>>>
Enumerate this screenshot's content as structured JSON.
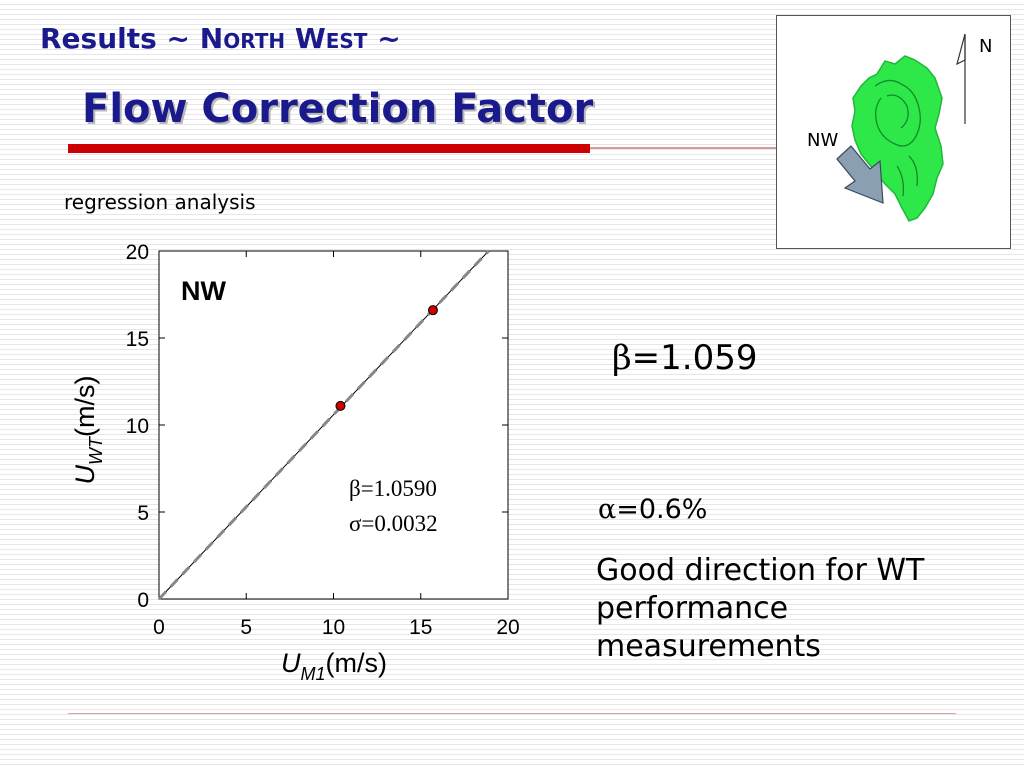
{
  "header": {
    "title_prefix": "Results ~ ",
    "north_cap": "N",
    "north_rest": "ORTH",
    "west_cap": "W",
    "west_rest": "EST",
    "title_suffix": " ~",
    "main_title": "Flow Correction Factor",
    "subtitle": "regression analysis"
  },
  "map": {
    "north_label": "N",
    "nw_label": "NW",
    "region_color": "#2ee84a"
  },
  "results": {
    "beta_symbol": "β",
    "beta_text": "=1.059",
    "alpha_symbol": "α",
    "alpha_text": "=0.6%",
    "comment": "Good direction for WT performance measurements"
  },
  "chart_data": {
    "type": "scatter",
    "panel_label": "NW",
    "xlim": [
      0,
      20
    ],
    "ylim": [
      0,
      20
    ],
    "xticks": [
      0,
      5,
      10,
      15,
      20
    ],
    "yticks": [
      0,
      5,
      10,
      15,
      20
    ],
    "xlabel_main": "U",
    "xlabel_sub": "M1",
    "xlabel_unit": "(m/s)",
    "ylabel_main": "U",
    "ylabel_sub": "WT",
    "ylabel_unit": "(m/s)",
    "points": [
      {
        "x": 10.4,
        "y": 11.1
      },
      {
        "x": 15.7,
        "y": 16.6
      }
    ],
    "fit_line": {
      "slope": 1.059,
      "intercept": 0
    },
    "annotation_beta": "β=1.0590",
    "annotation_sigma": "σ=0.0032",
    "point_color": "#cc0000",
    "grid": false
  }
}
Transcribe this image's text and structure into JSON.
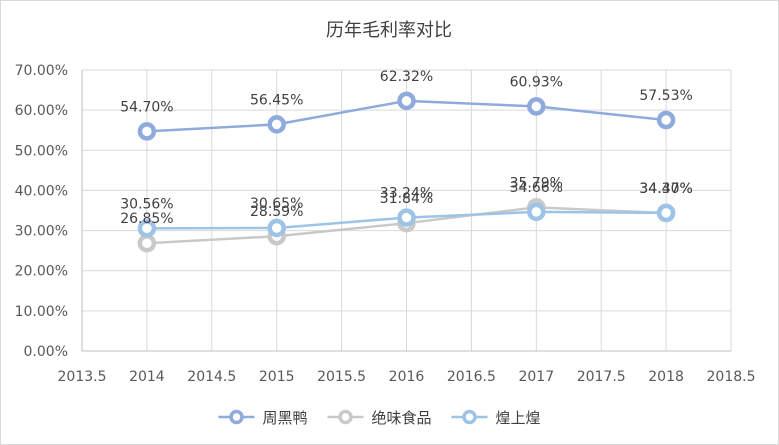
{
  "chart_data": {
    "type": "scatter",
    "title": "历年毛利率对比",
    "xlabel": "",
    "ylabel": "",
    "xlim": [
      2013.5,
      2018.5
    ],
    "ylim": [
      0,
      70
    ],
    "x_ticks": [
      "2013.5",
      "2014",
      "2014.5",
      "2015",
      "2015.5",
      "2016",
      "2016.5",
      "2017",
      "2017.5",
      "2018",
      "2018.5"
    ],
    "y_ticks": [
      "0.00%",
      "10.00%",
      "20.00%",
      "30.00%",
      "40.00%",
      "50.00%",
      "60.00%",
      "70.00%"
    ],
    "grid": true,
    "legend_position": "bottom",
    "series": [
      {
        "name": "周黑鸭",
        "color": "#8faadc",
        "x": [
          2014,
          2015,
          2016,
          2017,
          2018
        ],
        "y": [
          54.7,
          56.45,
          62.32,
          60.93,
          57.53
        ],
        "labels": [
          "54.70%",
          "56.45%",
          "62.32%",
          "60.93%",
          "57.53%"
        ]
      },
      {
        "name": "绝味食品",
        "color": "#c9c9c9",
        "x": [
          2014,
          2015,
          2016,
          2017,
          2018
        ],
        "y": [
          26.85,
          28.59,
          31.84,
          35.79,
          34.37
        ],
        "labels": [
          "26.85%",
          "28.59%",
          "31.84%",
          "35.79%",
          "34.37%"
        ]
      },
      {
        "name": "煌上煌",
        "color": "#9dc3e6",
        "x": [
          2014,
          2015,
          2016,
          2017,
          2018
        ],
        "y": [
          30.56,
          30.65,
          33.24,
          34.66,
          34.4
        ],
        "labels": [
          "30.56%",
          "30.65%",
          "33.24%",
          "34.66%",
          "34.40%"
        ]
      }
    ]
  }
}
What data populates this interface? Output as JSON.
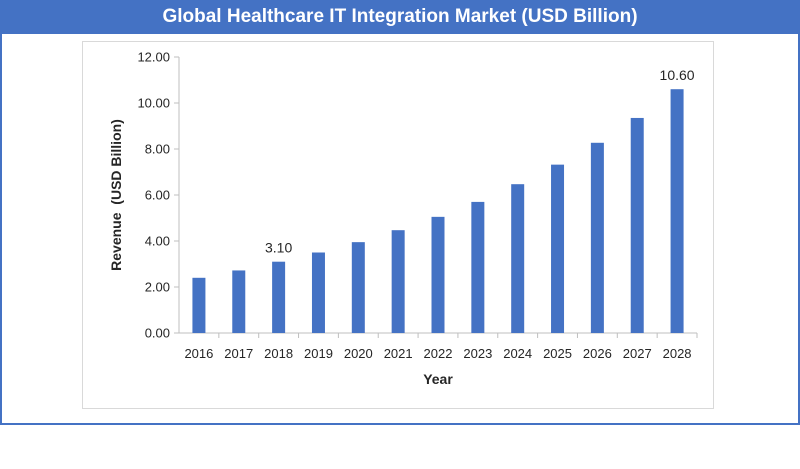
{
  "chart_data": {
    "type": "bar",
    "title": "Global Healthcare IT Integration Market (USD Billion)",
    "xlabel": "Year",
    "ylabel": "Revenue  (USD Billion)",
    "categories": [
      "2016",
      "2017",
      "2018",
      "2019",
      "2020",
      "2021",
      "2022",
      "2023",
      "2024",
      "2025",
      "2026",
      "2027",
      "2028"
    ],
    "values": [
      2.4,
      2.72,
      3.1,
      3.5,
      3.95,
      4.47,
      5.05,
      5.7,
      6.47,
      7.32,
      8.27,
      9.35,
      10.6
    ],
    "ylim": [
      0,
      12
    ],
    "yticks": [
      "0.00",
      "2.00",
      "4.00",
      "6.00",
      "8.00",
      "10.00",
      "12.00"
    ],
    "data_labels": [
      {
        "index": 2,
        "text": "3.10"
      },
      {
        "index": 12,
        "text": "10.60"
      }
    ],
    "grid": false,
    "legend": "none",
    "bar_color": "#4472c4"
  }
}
<<<
>>>
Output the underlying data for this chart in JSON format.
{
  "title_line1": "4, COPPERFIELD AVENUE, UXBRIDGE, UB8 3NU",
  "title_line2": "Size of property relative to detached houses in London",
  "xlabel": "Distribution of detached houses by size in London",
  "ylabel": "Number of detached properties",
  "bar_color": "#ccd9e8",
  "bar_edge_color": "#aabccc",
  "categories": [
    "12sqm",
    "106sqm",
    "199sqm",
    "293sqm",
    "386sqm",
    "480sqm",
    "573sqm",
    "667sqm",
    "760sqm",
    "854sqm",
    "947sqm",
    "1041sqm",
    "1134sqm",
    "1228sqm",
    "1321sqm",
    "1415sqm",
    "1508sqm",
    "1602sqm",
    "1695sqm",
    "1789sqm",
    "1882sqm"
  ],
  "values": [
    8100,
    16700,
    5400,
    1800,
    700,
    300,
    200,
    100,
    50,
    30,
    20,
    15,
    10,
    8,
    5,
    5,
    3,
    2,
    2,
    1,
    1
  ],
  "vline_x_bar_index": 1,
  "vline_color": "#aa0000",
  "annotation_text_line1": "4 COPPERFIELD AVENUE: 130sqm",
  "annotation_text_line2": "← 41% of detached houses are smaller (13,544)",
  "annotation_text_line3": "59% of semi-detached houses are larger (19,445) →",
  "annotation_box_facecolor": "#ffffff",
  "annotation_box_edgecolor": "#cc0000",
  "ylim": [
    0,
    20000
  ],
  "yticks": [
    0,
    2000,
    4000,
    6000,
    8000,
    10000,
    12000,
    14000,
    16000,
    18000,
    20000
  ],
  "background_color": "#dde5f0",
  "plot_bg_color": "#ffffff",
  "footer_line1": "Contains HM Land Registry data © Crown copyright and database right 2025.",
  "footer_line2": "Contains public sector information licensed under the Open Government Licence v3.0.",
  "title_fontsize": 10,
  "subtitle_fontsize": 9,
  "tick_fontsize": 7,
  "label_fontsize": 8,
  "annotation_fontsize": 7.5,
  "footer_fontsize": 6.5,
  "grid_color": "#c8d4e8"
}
<<<
CHALLENGE: Return every line containing "COPPERFIELD".

TASK RESPONSE:
  "title_line1": "4, COPPERFIELD AVENUE, UXBRIDGE, UB8 3NU",
  "annotation_text_line1": "4 COPPERFIELD AVENUE: 130sqm",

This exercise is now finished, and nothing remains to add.